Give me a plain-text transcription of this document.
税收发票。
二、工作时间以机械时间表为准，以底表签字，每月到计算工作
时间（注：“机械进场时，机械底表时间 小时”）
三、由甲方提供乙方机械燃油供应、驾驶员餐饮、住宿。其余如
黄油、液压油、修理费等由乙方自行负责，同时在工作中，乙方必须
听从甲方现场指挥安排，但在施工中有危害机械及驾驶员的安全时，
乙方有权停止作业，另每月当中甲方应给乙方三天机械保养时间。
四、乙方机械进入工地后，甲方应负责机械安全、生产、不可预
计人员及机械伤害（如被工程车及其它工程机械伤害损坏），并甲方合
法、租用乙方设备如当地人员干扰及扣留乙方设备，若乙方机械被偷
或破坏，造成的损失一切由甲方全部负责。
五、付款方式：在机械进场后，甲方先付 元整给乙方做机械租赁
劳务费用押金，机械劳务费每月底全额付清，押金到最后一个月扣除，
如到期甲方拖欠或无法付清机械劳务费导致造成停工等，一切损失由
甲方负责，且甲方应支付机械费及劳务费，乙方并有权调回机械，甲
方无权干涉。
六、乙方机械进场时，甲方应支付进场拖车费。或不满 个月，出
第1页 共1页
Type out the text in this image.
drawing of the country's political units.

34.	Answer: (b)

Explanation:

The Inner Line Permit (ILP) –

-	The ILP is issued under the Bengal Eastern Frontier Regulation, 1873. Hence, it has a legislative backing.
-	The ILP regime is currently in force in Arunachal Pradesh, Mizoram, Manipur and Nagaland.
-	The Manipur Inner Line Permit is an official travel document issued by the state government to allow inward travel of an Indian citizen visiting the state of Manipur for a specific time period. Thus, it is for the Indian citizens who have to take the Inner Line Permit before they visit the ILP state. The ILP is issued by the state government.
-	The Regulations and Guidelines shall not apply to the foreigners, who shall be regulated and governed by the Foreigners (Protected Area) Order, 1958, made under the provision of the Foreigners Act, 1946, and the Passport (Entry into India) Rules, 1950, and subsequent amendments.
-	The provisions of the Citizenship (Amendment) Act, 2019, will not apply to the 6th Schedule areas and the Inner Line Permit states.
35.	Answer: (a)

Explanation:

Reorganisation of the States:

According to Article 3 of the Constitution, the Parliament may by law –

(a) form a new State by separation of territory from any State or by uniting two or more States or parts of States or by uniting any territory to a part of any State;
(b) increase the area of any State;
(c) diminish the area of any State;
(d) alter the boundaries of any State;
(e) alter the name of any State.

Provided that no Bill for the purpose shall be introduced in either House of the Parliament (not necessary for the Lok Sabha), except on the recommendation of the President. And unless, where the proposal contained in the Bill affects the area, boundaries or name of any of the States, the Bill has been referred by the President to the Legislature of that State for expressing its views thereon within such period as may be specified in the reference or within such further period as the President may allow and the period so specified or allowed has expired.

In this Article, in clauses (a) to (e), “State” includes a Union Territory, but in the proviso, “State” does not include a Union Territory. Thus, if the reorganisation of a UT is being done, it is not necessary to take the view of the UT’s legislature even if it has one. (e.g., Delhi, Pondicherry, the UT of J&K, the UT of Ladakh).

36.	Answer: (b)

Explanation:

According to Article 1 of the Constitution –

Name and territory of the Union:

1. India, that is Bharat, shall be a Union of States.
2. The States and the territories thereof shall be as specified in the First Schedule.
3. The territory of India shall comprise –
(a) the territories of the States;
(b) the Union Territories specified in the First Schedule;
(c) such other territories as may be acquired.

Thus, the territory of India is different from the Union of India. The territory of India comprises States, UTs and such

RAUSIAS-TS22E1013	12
======
◆ **DIRECTIVE**: Each line in the listing above that contains "Manipur" should be copied.

◆ **RESPONSE**:
-	The ILP regime is currently in force in Arunachal Pradesh, Mizoram, Manipur and Nagaland.
-	The Manipur Inner Line Permit is an official travel document issued by the state government to allow inward travel of an Indian citizen visiting the state of Manipur for a specific time period. Thus, it is for the Indian citizens who have to take the Inner Line Permit before they visit the ILP state. The ILP is issued by the state government.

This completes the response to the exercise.